RECORDS
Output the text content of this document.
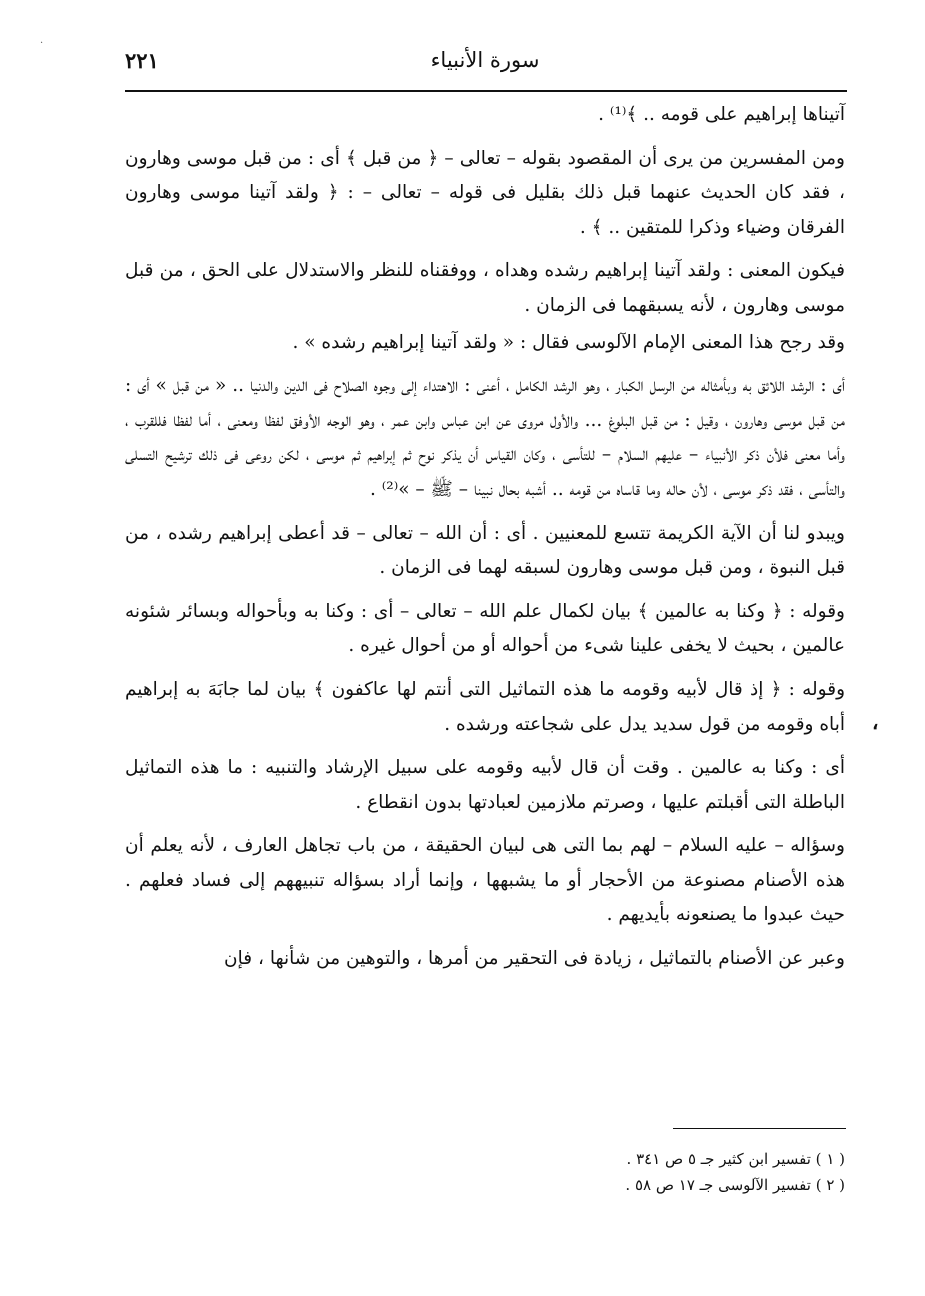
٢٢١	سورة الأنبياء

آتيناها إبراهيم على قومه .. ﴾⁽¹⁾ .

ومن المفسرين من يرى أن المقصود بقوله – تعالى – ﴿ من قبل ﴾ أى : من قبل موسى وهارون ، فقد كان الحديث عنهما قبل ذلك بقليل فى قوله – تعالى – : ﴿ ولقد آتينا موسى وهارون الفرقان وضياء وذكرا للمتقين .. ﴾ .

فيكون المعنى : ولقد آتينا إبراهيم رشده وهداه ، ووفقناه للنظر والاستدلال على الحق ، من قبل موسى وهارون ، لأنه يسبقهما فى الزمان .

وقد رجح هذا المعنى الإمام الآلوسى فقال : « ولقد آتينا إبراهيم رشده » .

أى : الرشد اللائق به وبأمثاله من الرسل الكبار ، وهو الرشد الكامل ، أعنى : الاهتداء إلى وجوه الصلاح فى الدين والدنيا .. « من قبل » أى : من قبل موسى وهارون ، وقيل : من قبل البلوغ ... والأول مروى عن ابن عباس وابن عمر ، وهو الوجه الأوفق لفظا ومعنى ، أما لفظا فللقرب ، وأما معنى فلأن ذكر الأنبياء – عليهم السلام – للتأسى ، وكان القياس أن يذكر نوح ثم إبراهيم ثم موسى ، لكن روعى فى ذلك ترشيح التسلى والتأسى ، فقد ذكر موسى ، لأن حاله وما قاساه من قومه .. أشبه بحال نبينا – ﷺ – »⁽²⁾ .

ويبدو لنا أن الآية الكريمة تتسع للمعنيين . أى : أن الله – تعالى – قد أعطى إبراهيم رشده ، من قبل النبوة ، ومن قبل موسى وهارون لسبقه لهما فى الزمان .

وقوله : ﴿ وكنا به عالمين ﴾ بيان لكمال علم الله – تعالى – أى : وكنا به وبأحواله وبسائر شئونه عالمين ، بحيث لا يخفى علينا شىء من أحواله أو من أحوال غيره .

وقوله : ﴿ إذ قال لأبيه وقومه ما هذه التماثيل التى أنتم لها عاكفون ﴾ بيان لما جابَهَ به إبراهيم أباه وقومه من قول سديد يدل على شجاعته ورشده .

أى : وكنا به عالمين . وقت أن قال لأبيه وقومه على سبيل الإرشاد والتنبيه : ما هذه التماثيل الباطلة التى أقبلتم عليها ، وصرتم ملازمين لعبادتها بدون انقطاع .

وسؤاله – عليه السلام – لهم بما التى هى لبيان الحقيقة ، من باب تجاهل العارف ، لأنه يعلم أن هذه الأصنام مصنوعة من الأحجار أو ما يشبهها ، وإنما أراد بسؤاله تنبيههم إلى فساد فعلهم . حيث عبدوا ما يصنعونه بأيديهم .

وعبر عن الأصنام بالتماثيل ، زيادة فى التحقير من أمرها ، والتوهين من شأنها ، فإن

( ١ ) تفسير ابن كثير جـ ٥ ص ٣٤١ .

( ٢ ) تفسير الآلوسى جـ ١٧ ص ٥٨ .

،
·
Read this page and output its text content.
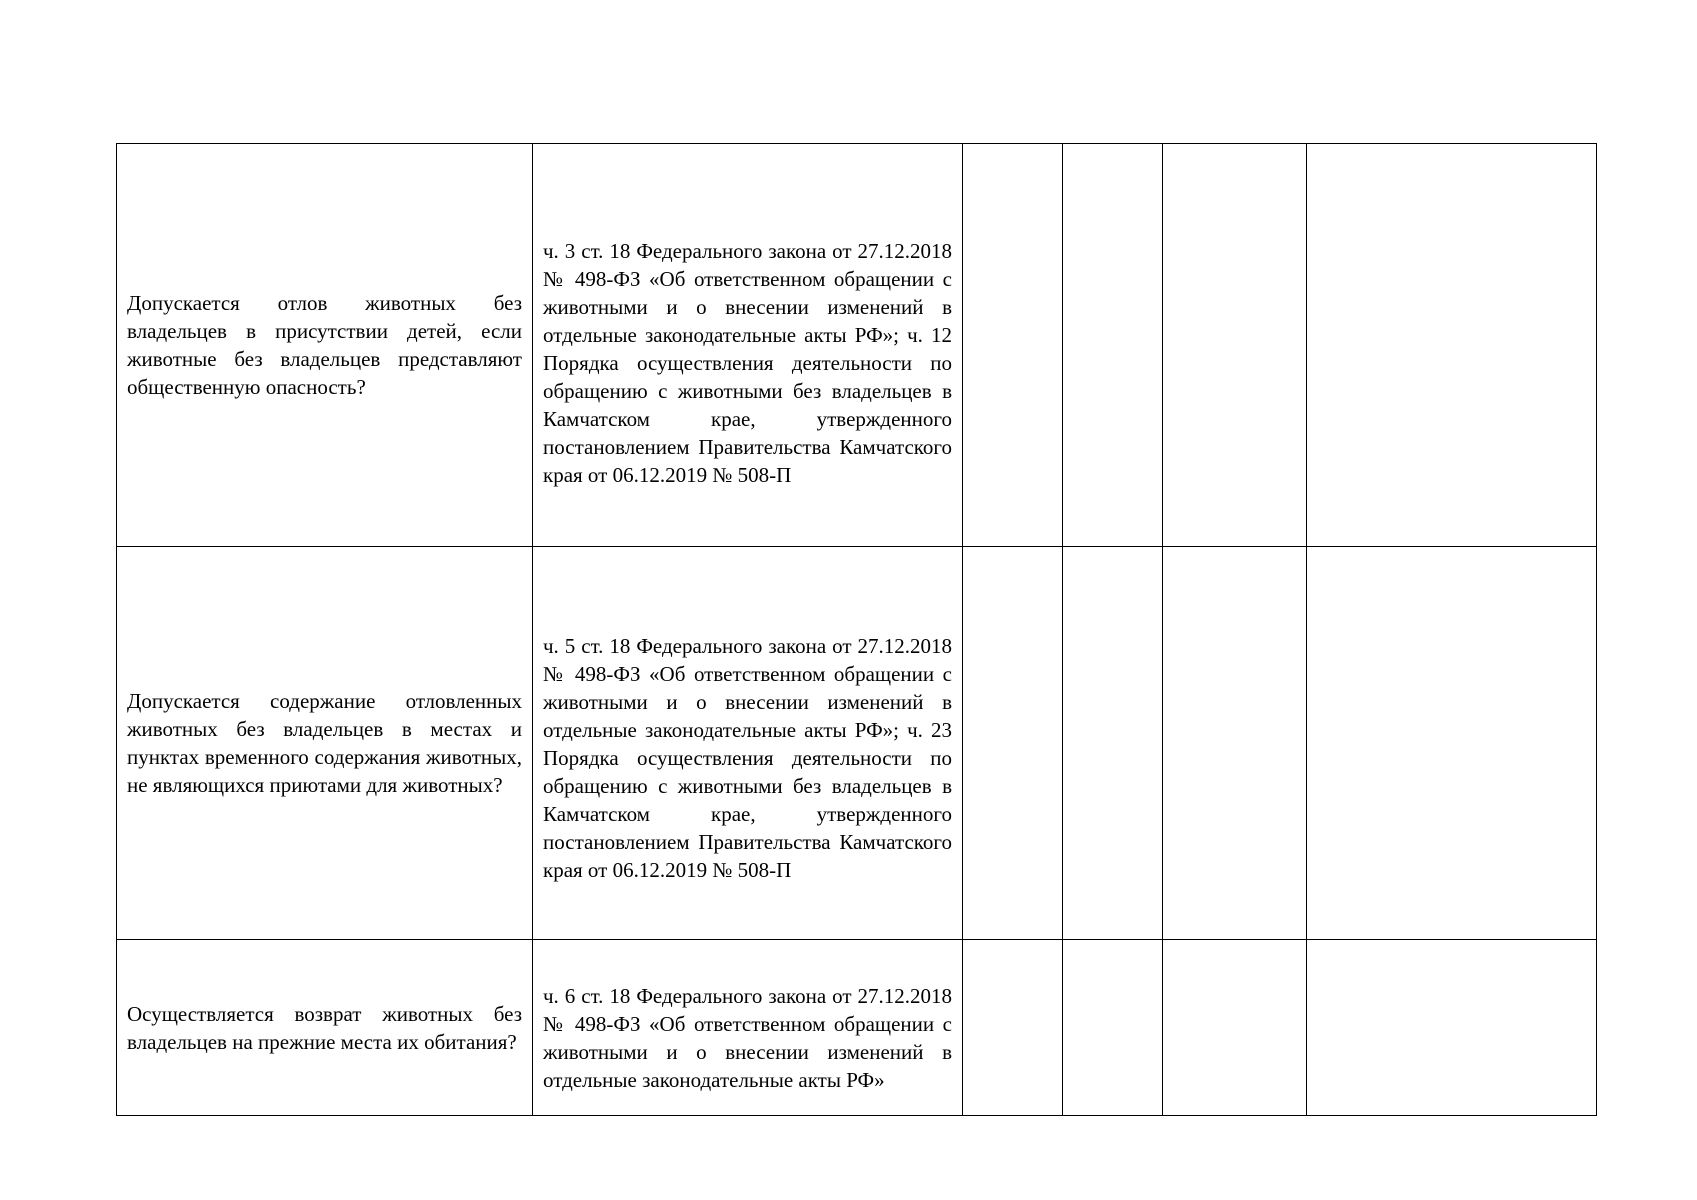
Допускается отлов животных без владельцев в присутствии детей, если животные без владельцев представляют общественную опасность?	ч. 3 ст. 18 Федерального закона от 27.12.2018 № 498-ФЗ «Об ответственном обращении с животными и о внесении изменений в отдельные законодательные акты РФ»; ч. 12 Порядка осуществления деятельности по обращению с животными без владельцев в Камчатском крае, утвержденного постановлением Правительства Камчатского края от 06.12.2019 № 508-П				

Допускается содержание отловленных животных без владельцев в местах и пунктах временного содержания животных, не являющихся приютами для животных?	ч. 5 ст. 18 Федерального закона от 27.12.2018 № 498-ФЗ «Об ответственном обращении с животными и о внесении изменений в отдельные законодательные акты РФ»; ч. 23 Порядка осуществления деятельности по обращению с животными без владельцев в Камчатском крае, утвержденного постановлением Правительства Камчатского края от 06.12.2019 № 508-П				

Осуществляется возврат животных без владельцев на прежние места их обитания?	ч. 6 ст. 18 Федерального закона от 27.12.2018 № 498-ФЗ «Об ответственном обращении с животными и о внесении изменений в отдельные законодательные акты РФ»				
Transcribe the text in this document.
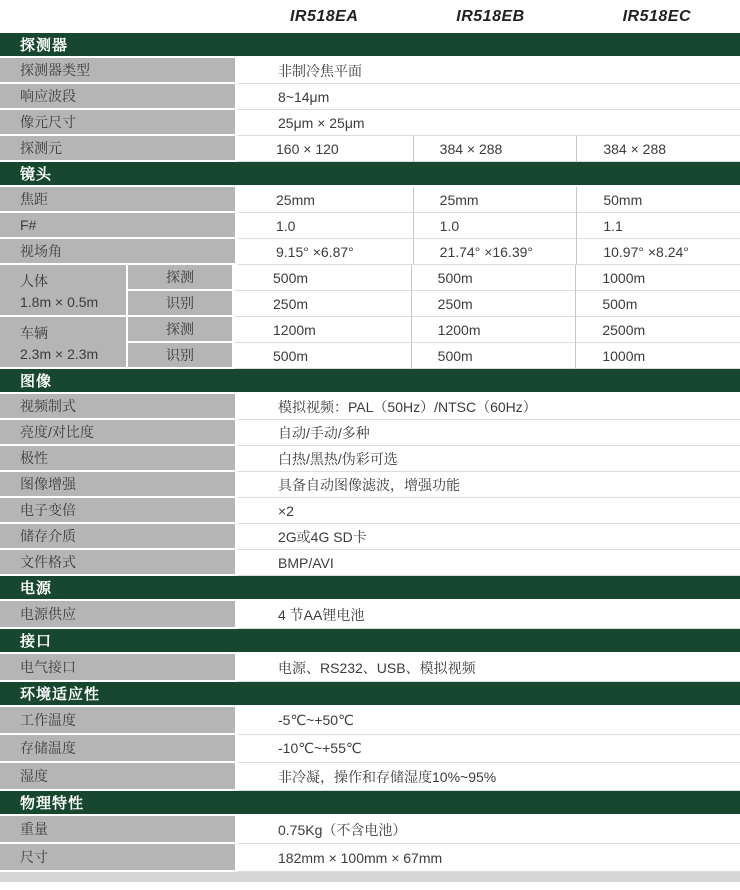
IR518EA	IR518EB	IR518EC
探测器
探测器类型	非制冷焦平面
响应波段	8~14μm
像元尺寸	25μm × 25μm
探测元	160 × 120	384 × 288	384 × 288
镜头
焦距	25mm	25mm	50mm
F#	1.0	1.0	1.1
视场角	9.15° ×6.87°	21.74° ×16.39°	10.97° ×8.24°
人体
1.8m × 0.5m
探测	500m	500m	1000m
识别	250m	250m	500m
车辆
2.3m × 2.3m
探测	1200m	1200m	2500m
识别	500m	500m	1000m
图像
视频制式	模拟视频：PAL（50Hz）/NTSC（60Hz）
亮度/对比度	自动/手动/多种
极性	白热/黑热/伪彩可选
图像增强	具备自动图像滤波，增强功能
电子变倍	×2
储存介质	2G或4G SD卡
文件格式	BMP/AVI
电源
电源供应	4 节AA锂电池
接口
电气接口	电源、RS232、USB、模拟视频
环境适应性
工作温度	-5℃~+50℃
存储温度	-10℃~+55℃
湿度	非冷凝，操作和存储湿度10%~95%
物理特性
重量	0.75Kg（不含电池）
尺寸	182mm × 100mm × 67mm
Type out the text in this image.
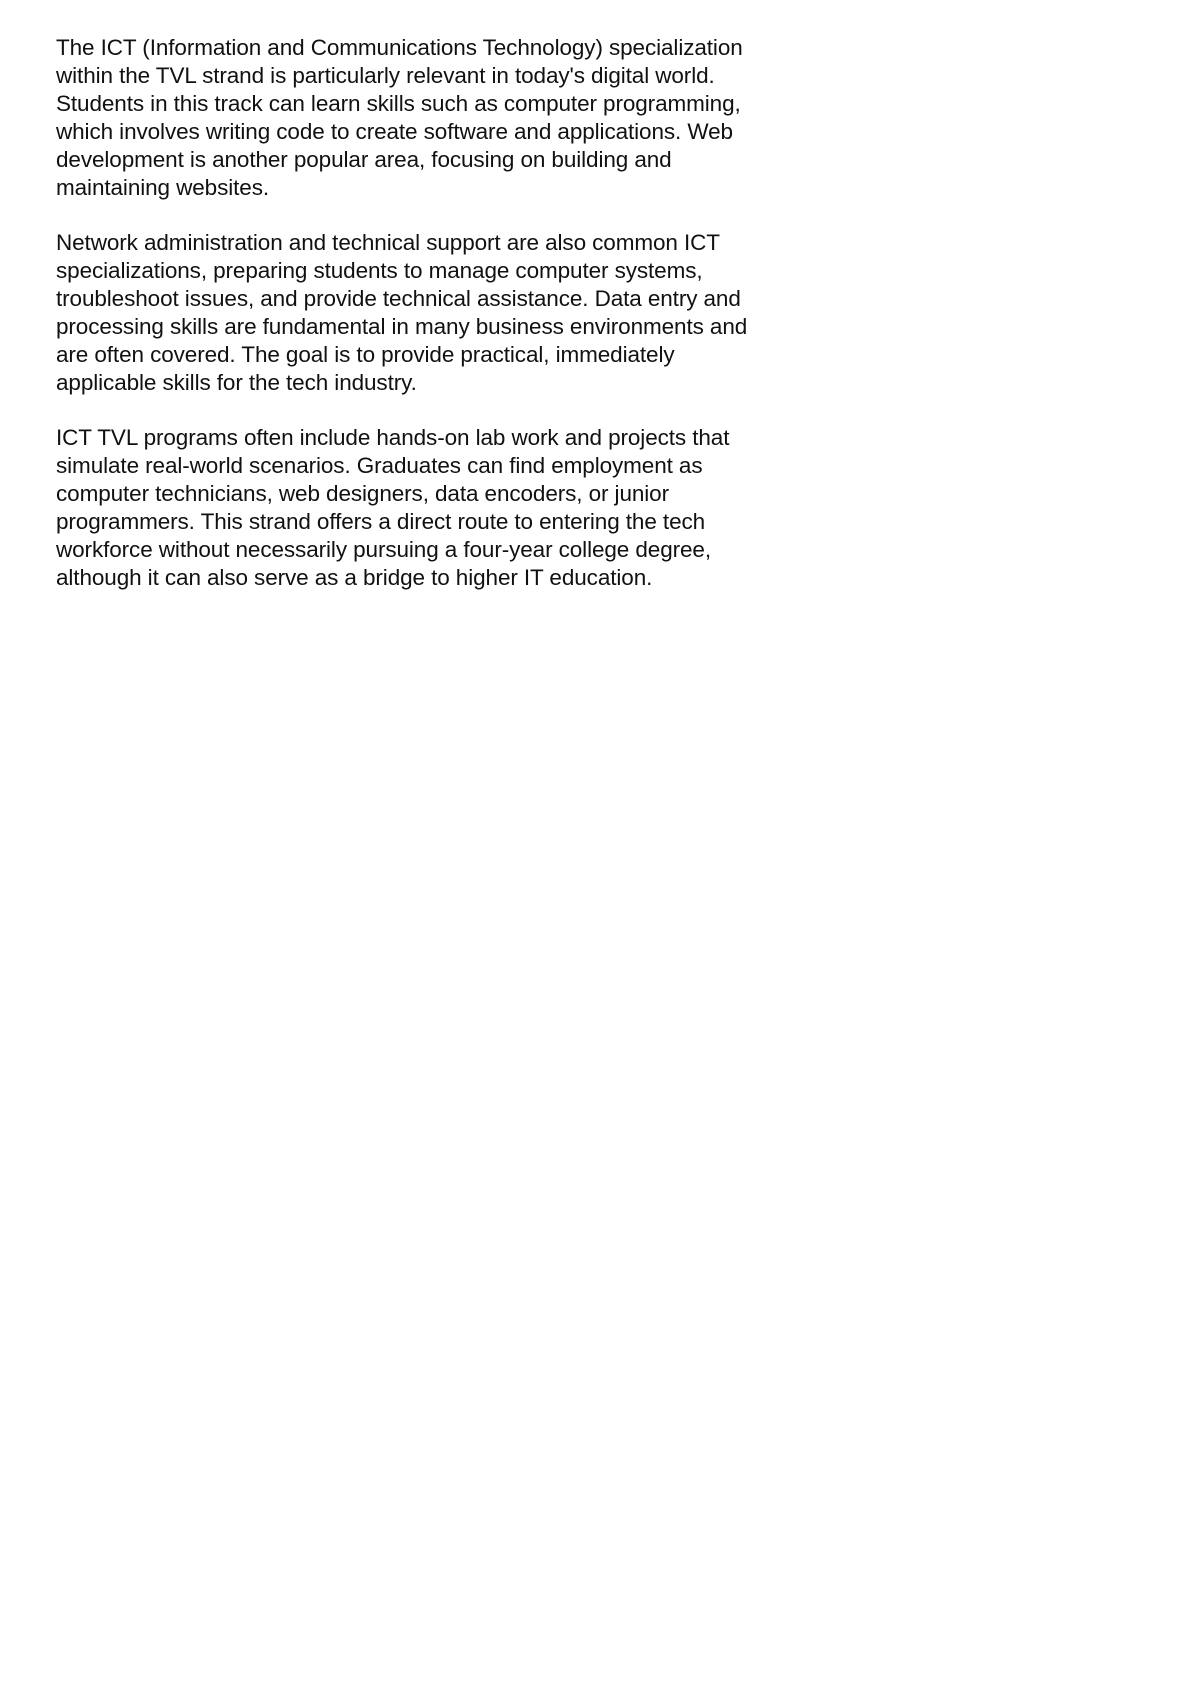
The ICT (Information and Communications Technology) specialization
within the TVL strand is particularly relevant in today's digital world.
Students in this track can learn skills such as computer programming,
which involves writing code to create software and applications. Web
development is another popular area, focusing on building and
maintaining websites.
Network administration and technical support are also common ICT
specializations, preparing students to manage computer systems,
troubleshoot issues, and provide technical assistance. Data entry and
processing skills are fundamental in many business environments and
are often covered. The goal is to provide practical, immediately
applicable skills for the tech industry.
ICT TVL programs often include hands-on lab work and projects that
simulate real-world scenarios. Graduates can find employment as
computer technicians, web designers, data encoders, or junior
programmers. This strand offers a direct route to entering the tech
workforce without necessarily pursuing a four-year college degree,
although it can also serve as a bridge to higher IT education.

PROBLEM TO SOLVE
Find how many lines of the entries contain "لأبيه". Respond with the number only.

SOLVED EXERCISE
2